▶ _WRITTEN TASK_:
Each entry below is to be transcribed exactly.

[Recorded data]
§
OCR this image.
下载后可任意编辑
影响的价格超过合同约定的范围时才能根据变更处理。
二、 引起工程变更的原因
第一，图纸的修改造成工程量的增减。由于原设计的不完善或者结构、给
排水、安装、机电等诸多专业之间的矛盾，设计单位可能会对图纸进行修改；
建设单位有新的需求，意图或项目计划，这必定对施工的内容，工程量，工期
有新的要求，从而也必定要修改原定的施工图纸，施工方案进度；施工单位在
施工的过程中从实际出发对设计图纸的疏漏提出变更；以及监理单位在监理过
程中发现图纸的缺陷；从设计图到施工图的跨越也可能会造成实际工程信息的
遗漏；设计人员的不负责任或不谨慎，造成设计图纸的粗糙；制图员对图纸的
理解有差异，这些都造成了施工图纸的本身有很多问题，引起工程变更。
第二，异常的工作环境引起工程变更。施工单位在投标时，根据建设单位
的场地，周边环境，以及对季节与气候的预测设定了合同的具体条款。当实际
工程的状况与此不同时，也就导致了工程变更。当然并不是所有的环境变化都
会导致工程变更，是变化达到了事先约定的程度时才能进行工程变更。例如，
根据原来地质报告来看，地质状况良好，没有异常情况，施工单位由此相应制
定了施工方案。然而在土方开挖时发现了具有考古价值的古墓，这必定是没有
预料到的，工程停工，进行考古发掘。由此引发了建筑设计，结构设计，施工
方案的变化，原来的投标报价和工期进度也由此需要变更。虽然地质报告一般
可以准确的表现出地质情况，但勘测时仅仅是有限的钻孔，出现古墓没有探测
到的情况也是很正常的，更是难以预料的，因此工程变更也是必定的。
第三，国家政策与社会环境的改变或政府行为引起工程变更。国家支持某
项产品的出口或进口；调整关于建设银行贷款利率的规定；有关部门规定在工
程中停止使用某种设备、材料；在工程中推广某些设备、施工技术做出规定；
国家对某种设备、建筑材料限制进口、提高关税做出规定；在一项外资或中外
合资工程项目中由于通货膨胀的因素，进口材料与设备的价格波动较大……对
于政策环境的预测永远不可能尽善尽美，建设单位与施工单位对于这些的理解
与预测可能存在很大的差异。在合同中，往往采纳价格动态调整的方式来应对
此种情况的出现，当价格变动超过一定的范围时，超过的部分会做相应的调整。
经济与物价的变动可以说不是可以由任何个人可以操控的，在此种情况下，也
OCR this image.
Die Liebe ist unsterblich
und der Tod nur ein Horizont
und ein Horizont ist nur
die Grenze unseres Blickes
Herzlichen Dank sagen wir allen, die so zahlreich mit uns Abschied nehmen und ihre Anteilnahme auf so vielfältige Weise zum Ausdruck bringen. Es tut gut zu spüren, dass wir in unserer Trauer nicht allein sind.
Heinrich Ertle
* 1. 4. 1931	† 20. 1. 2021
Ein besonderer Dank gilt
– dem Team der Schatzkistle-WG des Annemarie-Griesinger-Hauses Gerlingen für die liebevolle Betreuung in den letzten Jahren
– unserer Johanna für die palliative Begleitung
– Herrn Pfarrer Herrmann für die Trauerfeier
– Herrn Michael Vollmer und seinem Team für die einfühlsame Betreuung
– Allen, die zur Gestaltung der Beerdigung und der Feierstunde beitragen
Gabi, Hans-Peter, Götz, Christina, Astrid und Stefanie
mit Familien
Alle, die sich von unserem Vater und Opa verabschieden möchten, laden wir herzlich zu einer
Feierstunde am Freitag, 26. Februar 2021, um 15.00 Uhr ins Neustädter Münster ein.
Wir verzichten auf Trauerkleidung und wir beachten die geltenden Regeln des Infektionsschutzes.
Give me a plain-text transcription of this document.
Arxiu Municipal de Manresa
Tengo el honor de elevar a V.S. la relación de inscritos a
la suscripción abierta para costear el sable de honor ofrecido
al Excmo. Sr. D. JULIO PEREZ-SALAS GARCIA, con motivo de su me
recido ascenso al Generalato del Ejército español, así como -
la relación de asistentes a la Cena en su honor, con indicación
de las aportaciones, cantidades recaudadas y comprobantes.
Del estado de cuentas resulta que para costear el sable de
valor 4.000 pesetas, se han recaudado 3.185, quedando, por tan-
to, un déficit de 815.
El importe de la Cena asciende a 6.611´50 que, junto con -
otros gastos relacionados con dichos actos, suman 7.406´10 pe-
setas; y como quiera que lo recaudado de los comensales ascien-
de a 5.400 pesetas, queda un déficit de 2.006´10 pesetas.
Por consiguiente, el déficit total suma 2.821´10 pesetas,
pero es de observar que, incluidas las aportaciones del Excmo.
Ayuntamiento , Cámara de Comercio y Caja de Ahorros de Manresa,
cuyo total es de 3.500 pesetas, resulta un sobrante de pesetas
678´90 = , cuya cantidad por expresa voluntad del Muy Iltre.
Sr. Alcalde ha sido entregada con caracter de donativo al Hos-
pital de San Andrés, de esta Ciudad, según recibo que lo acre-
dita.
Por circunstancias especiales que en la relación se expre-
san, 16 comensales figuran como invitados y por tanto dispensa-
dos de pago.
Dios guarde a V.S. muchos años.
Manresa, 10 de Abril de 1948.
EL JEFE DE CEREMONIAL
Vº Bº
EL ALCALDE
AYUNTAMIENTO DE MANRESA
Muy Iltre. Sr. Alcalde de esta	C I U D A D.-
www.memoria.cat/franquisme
§
▶ _TASK OUTPUT_:
OCR this image.
下载后可任意编辑
影响的价格超过合同约定的范围时才能根据变更处理。
二、 引起工程变更的原因
第一，图纸的修改造成工程量的增减。由于原设计的不完善或者结构、给
排水、安装、机电等诸多专业之间的矛盾，设计单位可能会对图纸进行修改；
建设单位有新的需求，意图或项目计划，这必定对施工的内容，工程量，工期
有新的要求，从而也必定要修改原定的施工图纸，施工方案进度；施工单位在
施工的过程中从实际出发对设计图纸的疏漏提出变更；以及监理单位在监理过
程中发现图纸的缺陷；从设计图到施工图的跨越也可能会造成实际工程信息的
遗漏；设计人员的不负责任或不谨慎，造成设计图纸的粗糙；制图员对图纸的
理解有差异，这些都造成了施工图纸的本身有很多问题，引起工程变更。
第二，异常的工作环境引起工程变更。施工单位在投标时，根据建设单位
的场地，周边环境，以及对季节与气候的预测设定了合同的具体条款。当实际
工程的状况与此不同时，也就导致了工程变更。当然并不是所有的环境变化都
会导致工程变更，是变化达到了事先约定的程度时才能进行工程变更。例如，
根据原来地质报告来看，地质状况良好，没有异常情况，施工单位由此相应制
定了施工方案。然而在土方开挖时发现了具有考古价值的古墓，这必定是没有
预料到的，工程停工，进行考古发掘。由此引发了建筑设计，结构设计，施工
方案的变化，原来的投标报价和工期进度也由此需要变更。虽然地质报告一般
可以准确的表现出地质情况，但勘测时仅仅是有限的钻孔，出现古墓没有探测
到的情况也是很正常的，更是难以预料的，因此工程变更也是必定的。
第三，国家政策与社会环境的改变或政府行为引起工程变更。国家支持某
项产品的出口或进口；调整关于建设银行贷款利率的规定；有关部门规定在工
程中停止使用某种设备、材料；在工程中推广某些设备、施工技术做出规定；
国家对某种设备、建筑材料限制进口、提高关税做出规定；在一项外资或中外
合资工程项目中由于通货膨胀的因素，进口材料与设备的价格波动较大……对
于政策环境的预测永远不可能尽善尽美，建设单位与施工单位对于这些的理解
与预测可能存在很大的差异。在合同中，往往采纳价格动态调整的方式来应对
此种情况的出现，当价格变动超过一定的范围时，超过的部分会做相应的调整。
经济与物价的变动可以说不是可以由任何个人可以操控的，在此种情况下，也
OCR this image.
Die Liebe ist unsterblich
und der Tod nur ein Horizont
und ein Horizont ist nur
die Grenze unseres Blickes
Herzlichen Dank sagen wir allen, die so zahlreich mit uns Abschied nehmen und ihre Anteilnahme auf so vielfältige Weise zum Ausdruck bringen. Es tut gut zu spüren, dass wir in unserer Trauer nicht allein sind.
Heinrich Ertle
* 1. 4. 1931	† 20. 1. 2021
Ein besonderer Dank gilt
– dem Team der Schatzkistle-WG des Annemarie-Griesinger-Hauses Gerlingen für die liebevolle Betreuung in den letzten Jahren
– unserer Johanna für die palliative Begleitung
– Herrn Pfarrer Herrmann für die Trauerfeier
– Herrn Michael Vollmer und seinem Team für die einfühlsame Betreuung
– Allen, die zur Gestaltung der Beerdigung und der Feierstunde beitragen
Gabi, Hans-Peter, Götz, Christina, Astrid und Stefanie
mit Familien
Alle, die sich von unserem Vater und Opa verabschieden möchten, laden wir herzlich zu einer
Feierstunde am Freitag, 26. Februar 2021, um 15.00 Uhr ins Neustädter Münster ein.
Wir verzichten auf Trauerkleidung und wir beachten die geltenden Regeln des Infektionsschutzes.
Give me a plain-text transcription of this document.
Arxiu Municipal de Manresa
Tengo el honor de elevar a V.S. la relación de inscritos a
la suscripción abierta para costear el sable de honor ofrecido
al Excmo. Sr. D. JULIO PEREZ-SALAS GARCIA, con motivo de su me
recido ascenso al Generalato del Ejército español, así como -
la relación de asistentes a la Cena en su honor, con indicación
de las aportaciones, cantidades recaudadas y comprobantes.
Del estado de cuentas resulta que para costear el sable de
valor 4.000 pesetas, se han recaudado 3.185, quedando, por tan-
to, un déficit de 815.
El importe de la Cena asciende a 6.611´50 que, junto con -
otros gastos relacionados con dichos actos, suman 7.406´10 pe-
setas; y como quiera que lo recaudado de los comensales ascien-
de a 5.400 pesetas, queda un déficit de 2.006´10 pesetas.
Por consiguiente, el déficit total suma 2.821´10 pesetas,
pero es de observar que, incluidas las aportaciones del Excmo.
Ayuntamiento , Cámara de Comercio y Caja de Ahorros de Manresa,
cuyo total es de 3.500 pesetas, resulta un sobrante de pesetas
678´90 = , cuya cantidad por expresa voluntad del Muy Iltre.
Sr. Alcalde ha sido entregada con caracter de donativo al Hos-
pital de San Andrés, de esta Ciudad, según recibo que lo acre-
dita.
Por circunstancias especiales que en la relación se expre-
san, 16 comensales figuran como invitados y por tanto dispensa-
dos de pago.
Dios guarde a V.S. muchos años.
Manresa, 10 de Abril de 1948.
EL JEFE DE CEREMONIAL
Vº Bº
EL ALCALDE
AYUNTAMIENTO DE MANRESA
Muy Iltre. Sr. Alcalde de esta	C I U D A D.-
www.memoria.cat/franquisme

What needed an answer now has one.